Convert the records, starting at the first line and ending at the line that contains "data-label: 6 (539, 309, 549, 327)", into a Markdown table with the columns Row and Entry. Leave out any blank lines.

Element location data:

━━━━━━━━━━━━━━━━━━━━━━━━━━━━━━

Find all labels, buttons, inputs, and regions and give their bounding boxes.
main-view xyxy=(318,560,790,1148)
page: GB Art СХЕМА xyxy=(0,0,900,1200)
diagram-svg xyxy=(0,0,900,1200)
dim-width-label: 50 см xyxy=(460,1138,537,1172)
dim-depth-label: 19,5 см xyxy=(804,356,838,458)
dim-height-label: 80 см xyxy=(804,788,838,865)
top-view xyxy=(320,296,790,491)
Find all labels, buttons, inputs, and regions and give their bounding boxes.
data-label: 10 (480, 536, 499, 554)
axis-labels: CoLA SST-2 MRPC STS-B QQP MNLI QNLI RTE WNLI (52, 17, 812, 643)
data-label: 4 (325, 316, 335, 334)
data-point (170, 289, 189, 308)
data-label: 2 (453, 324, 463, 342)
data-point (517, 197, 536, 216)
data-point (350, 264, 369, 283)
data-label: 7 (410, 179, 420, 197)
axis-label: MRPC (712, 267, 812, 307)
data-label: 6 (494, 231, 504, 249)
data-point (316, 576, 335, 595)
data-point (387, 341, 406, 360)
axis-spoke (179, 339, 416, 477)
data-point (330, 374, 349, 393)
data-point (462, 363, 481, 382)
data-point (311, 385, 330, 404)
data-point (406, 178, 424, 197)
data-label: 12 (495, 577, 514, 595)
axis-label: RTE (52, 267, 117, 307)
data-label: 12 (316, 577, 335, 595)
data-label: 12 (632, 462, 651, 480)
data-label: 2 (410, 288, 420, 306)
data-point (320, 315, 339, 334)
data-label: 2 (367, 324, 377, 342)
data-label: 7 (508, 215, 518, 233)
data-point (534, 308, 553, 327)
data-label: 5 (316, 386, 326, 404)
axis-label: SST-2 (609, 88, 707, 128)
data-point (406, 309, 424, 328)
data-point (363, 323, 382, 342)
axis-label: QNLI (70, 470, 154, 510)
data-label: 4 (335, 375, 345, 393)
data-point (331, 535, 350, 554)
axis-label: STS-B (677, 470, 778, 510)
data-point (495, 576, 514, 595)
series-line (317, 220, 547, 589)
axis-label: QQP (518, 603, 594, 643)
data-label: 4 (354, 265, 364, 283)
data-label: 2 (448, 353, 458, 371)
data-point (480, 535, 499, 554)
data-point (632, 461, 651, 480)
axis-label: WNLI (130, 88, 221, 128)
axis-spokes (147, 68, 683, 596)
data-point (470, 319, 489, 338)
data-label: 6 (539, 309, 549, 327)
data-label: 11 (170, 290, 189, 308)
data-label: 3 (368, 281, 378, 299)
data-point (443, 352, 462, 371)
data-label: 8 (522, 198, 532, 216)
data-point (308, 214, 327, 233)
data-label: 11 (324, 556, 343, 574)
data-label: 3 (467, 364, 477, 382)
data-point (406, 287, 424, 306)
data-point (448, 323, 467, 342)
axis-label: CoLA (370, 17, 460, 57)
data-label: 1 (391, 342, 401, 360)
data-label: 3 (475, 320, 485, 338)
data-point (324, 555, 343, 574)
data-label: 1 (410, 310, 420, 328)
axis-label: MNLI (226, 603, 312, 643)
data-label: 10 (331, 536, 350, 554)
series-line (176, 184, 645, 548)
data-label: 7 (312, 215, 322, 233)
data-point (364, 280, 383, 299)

━━━━━━━━━━━━━━━━━━━━━━━━━━━━━━

Exercise response
| Row | Entry |
|---|---|
| 1 | Find all labels, buttons, inputs, and regions and give their bounding boxes. |
| 2 | main-view xyxy=(318,560,790,1148) |
| 3 | page: GB Art СХЕМА xyxy=(0,0,900,1200) |
| 4 | diagram-svg xyxy=(0,0,900,1200) |
| 5 | dim-width-label: 50 см xyxy=(460,1138,537,1172) |
| 6 | dim-depth-label: 19,5 см xyxy=(804,356,838,458) |
| 7 | dim-height-label: 80 см xyxy=(804,788,838,865) |
| 8 | top-view xyxy=(320,296,790,491) |
| 9 | Find all labels, buttons, inputs, and regions and give their bounding boxes. |
| 10 | data-label: 10 (480, 536, 499, 554) |
| 11 | axis-labels: CoLA SST-2 MRPC STS-B QQP MNLI QNLI RTE WNLI (52, 17, 812, 643) |
| 12 | data-label: 4 (325, 316, 335, 334) |
| 13 | data-point (170, 289, 189, 308) |
| 14 | data-label: 2 (453, 324, 463, 342) |
| 15 | data-point (517, 197, 536, 216) |
| 16 | data-point (350, 264, 369, 283) |
| 17 | data-label: 7 (410, 179, 420, 197) |
| 18 | axis-label: MRPC (712, 267, 812, 307) |
| 19 | data-label: 6 (494, 231, 504, 249) |
| 20 | data-point (316, 576, 335, 595) |
| 21 | data-point (387, 341, 406, 360) |
| 22 | axis-spoke (179, 339, 416, 477) |
| 23 | data-point (330, 374, 349, 393) |
| 24 | data-point (462, 363, 481, 382) |
| 25 | data-point (311, 385, 330, 404) |
| 26 | data-point (406, 178, 424, 197) |
| 27 | data-label: 12 (495, 577, 514, 595) |
| 28 | axis-label: RTE (52, 267, 117, 307) |
| 29 | data-label: 12 (316, 577, 335, 595) |
| 30 | data-label: 12 (632, 462, 651, 480) |
| 31 | data-label: 2 (410, 288, 420, 306) |
| 32 | data-point (320, 315, 339, 334) |
| 33 | data-label: 2 (367, 324, 377, 342) |
| 34 | data-label: 7 (508, 215, 518, 233) |
| 35 | data-point (534, 308, 553, 327) |
| 36 | data-label: 5 (316, 386, 326, 404) |
| 37 | axis-label: SST-2 (609, 88, 707, 128) |
| 38 | data-point (406, 309, 424, 328) |
| 39 | data-point (363, 323, 382, 342) |
| 40 | axis-label: QNLI (70, 470, 154, 510) |
| 41 | data-label: 4 (335, 375, 345, 393) |
| 42 | data-point (331, 535, 350, 554) |
| 43 | axis-label: STS-B (677, 470, 778, 510) |
| 44 | data-point (495, 576, 514, 595) |
| 45 | series-line (317, 220, 547, 589) |
| 46 | axis-label: QQP (518, 603, 594, 643) |
| 47 | data-label: 4 (354, 265, 364, 283) |
| 48 | data-label: 2 (448, 353, 458, 371) |
| 49 | data-point (480, 535, 499, 554) |
| 50 | data-point (632, 461, 651, 480) |
| 51 | axis-label: WNLI (130, 88, 221, 128) |
| 52 | axis-spokes (147, 68, 683, 596) |
| 53 | data-point (470, 319, 489, 338) |
| 54 | data-label: 6 (539, 309, 549, 327) |